## Work instructions
Check every line of the entries for "Shaw", and copy the lines that hold it.

Data records:
—————
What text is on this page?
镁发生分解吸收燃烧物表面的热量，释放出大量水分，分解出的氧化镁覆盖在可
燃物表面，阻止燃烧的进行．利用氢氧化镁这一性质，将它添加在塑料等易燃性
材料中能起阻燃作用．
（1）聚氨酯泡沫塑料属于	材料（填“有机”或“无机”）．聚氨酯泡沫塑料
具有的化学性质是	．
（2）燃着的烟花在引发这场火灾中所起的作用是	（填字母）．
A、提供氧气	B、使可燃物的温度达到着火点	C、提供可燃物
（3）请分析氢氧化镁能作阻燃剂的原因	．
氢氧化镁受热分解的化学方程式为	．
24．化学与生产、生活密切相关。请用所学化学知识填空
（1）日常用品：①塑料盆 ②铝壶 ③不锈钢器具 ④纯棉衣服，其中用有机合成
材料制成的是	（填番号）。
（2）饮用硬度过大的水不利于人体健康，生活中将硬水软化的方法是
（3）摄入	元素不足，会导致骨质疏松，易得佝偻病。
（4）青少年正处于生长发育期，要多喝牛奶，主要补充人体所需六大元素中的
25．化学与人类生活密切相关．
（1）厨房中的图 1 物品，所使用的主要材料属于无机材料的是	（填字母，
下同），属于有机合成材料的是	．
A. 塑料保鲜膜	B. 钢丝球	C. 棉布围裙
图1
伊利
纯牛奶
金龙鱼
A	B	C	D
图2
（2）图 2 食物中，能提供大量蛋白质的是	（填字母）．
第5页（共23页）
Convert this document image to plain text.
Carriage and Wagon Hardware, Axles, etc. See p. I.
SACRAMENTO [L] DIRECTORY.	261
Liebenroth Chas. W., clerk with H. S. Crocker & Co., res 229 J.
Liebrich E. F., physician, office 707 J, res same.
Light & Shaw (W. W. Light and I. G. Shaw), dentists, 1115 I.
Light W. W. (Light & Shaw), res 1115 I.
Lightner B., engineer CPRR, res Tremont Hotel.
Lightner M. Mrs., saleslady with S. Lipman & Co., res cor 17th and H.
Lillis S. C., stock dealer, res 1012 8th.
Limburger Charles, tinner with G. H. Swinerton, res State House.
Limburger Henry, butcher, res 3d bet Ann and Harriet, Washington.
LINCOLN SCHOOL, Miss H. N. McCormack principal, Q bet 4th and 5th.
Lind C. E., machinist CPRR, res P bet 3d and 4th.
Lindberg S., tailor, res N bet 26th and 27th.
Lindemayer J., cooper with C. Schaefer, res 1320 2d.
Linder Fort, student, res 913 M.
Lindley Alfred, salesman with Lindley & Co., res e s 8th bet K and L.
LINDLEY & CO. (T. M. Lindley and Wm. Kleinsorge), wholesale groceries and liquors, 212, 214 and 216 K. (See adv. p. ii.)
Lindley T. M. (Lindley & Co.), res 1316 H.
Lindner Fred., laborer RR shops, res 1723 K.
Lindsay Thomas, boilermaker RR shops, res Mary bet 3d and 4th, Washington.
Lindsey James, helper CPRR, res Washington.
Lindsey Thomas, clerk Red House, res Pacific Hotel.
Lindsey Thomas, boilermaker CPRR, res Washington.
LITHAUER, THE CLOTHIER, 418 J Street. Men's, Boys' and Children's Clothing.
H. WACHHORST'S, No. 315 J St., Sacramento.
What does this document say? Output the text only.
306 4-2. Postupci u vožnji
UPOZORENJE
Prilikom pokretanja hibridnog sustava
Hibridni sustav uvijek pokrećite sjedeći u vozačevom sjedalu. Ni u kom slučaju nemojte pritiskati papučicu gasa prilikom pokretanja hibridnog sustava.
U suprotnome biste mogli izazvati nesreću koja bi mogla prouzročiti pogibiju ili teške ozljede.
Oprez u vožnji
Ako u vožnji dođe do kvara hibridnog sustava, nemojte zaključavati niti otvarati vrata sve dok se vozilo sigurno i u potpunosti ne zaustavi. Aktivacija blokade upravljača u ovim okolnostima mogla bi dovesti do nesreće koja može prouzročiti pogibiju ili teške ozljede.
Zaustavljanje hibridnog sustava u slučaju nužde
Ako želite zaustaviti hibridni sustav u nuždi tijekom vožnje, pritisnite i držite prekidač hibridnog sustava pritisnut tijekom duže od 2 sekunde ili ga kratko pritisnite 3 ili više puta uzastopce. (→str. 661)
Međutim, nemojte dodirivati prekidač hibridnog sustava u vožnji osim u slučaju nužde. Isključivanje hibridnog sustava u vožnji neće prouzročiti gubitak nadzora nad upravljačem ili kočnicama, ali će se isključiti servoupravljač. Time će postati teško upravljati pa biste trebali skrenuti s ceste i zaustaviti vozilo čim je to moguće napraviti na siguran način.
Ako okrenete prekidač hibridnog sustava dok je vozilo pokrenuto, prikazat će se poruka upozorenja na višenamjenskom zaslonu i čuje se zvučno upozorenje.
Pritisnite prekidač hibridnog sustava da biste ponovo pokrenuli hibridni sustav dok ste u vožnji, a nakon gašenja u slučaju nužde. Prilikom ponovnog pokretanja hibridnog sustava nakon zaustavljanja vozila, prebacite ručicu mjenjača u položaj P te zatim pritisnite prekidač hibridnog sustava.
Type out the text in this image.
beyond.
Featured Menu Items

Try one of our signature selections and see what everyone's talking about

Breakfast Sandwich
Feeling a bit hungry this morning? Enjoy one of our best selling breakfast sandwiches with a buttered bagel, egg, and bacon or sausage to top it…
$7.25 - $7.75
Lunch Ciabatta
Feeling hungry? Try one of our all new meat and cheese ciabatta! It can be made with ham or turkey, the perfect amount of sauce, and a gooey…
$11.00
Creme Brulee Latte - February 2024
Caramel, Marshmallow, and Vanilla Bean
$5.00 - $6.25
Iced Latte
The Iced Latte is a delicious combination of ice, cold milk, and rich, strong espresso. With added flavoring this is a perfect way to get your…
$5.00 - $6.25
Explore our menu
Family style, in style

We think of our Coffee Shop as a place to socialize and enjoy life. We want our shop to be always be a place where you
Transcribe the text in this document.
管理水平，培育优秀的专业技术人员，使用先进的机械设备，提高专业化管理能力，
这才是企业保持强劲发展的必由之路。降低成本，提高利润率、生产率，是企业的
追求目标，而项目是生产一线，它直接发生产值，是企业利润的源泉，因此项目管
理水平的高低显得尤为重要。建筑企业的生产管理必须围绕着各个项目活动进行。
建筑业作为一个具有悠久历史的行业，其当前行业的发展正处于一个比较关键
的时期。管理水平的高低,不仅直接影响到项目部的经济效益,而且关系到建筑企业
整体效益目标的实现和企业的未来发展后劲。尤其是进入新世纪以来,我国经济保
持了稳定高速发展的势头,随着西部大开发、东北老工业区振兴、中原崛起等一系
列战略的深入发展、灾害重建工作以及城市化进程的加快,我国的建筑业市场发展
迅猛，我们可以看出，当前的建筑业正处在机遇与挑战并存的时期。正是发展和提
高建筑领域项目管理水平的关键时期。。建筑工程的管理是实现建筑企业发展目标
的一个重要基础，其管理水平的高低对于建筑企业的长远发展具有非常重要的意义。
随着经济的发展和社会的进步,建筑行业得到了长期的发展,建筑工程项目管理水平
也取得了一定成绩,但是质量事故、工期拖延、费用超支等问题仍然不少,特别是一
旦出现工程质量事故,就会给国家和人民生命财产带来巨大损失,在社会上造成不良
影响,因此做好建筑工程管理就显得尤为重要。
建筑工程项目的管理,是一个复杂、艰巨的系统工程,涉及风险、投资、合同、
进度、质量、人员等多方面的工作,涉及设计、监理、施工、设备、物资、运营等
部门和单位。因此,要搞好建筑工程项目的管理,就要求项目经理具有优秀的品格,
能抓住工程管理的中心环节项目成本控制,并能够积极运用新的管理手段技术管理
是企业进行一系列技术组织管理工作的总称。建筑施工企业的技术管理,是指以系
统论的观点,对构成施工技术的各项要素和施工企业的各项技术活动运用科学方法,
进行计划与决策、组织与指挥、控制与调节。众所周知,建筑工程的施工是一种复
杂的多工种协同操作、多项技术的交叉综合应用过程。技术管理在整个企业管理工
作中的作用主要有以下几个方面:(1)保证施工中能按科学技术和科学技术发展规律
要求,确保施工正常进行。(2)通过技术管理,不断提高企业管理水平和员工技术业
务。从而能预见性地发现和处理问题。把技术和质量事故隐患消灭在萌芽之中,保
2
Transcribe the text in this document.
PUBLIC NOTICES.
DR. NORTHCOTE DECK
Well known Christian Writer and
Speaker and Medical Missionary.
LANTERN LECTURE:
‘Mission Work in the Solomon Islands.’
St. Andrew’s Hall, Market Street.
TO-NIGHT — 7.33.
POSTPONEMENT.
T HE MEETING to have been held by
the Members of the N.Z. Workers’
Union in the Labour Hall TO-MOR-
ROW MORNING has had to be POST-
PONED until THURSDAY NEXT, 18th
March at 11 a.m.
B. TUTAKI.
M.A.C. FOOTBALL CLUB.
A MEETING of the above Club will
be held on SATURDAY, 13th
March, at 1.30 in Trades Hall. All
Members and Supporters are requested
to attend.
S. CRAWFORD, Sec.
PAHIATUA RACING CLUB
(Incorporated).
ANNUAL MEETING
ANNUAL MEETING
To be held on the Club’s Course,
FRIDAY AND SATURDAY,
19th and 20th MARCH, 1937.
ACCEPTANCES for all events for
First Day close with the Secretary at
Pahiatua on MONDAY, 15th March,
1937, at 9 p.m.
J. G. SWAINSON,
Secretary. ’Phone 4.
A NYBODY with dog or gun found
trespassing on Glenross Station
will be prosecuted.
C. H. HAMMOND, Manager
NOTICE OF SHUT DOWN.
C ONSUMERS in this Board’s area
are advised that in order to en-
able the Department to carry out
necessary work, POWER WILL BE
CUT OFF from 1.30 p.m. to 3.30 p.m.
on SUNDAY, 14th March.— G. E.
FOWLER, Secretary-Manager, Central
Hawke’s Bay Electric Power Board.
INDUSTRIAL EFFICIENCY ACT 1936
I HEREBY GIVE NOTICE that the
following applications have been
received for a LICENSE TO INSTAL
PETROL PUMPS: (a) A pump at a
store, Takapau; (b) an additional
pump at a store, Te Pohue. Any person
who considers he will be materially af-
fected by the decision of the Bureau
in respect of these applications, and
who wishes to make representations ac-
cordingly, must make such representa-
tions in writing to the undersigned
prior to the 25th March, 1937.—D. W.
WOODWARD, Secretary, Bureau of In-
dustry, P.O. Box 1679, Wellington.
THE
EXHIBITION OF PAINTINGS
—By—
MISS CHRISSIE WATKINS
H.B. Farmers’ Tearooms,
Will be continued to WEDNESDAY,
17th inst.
—————
## Solved problem
Light & Shaw (W. W. Light and I. G. Shaw), dentists, 1115 I.
Light W. W. (Light & Shaw), res 1115 I.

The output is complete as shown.